--- START ---

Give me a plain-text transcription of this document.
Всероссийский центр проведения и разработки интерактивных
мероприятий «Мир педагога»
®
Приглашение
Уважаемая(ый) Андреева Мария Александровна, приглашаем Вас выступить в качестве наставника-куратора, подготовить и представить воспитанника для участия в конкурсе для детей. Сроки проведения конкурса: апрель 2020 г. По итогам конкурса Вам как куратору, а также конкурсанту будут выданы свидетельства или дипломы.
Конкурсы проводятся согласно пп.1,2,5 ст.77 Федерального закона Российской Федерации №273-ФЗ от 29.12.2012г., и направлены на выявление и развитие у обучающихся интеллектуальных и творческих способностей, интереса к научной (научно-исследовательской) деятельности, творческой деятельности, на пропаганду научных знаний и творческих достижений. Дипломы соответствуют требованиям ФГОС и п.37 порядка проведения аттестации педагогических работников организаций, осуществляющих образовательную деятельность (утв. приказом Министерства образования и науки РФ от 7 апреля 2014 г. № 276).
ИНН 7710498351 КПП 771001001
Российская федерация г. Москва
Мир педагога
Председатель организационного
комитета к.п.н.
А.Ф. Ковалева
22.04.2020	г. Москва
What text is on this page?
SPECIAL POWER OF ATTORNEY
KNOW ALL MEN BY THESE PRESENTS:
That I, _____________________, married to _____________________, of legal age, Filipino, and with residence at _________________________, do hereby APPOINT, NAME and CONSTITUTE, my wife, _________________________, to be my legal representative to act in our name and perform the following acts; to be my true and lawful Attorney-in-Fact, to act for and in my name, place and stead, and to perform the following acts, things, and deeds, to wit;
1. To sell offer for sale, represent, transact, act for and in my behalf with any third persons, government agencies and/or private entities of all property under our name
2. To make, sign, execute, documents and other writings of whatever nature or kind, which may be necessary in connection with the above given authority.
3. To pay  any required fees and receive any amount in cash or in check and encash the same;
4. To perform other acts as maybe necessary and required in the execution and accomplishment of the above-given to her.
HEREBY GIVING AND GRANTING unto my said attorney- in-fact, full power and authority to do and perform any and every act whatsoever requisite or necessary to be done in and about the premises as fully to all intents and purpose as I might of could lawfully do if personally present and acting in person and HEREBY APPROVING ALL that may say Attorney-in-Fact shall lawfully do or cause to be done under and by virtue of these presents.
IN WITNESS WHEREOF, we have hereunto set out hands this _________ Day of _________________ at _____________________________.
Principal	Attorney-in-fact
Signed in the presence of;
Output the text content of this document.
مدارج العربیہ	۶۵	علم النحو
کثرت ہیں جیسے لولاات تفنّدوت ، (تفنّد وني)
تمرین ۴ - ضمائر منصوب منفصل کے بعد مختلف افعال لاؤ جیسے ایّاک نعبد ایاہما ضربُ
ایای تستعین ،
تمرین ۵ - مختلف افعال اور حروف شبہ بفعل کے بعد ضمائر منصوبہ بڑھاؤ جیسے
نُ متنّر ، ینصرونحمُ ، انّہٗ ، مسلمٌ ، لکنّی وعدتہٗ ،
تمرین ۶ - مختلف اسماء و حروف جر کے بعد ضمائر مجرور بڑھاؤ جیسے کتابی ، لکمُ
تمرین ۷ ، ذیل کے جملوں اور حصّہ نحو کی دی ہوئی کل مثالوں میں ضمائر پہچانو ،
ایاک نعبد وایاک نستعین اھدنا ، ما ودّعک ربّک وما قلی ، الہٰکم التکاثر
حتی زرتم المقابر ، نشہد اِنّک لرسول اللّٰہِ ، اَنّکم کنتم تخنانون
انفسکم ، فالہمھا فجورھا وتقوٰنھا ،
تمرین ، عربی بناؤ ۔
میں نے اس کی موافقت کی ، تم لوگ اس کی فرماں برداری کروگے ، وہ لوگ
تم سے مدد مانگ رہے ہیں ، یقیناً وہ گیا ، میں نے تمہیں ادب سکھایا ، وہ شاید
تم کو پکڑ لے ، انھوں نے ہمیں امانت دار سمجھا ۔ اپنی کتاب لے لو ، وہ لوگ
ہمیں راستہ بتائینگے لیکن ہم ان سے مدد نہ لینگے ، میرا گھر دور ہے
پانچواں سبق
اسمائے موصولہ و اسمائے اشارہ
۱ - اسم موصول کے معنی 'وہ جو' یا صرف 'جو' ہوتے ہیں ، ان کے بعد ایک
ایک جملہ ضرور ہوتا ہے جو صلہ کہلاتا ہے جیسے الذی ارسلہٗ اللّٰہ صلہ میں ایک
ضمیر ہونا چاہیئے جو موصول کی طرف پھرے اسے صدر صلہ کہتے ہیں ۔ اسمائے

--- END ---

INSTRUCTIONS FOR THE TASK.
Pull out every line of the records above that contains the word "نعبد".

COMPLETED EXERCISE.
تمرین ۴ - ضمائر منصوب منفصل کے بعد مختلف افعال لاؤ جیسے ایّاک نعبد ایاہما ضربُ
ایاک نعبد وایاک نستعین اھدنا ، ما ودّعک ربّک وما قلی ، الہٰکم التکاثر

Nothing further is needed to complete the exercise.